▶ [GIVEN INSTRUCTION]: Collect each line holding the string "Make".

▶ [DATASET RECORDS]:
/---

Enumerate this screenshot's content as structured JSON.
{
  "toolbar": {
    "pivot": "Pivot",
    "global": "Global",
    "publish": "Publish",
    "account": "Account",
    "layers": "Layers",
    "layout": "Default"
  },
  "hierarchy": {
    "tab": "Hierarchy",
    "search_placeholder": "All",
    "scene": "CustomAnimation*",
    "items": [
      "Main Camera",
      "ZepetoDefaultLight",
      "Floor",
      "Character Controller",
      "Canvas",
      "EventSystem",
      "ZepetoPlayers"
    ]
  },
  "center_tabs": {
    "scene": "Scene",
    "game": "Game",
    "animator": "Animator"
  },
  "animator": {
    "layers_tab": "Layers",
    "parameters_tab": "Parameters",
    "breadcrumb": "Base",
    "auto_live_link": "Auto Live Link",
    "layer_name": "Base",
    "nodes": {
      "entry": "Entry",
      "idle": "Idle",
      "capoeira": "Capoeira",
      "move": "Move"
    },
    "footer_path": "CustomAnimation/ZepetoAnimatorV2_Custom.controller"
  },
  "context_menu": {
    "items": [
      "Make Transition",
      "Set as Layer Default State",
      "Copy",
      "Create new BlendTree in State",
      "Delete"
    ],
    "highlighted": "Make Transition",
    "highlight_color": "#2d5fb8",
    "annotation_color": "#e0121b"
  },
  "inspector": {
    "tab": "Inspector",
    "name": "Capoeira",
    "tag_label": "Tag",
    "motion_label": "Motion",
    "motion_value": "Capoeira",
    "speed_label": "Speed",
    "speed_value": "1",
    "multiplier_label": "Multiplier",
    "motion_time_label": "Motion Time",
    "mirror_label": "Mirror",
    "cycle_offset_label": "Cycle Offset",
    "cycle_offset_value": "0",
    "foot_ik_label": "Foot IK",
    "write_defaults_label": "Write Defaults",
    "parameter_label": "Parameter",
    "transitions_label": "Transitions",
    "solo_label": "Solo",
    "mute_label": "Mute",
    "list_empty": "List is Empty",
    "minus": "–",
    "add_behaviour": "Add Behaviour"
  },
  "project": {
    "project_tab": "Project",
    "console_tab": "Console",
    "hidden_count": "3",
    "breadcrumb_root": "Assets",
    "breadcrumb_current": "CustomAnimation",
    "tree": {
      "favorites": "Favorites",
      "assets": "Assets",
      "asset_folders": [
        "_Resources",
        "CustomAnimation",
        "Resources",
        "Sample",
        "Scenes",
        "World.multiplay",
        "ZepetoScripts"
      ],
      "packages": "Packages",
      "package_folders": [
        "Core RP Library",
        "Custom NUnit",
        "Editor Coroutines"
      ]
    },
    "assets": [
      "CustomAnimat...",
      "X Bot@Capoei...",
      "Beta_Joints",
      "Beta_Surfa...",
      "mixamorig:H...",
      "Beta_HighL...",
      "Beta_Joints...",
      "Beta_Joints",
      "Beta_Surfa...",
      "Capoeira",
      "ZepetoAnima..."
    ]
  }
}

\---

▶ [COMPLETE OUTPUT]:
      "Make Transition",
    "highlighted": "Make Transition",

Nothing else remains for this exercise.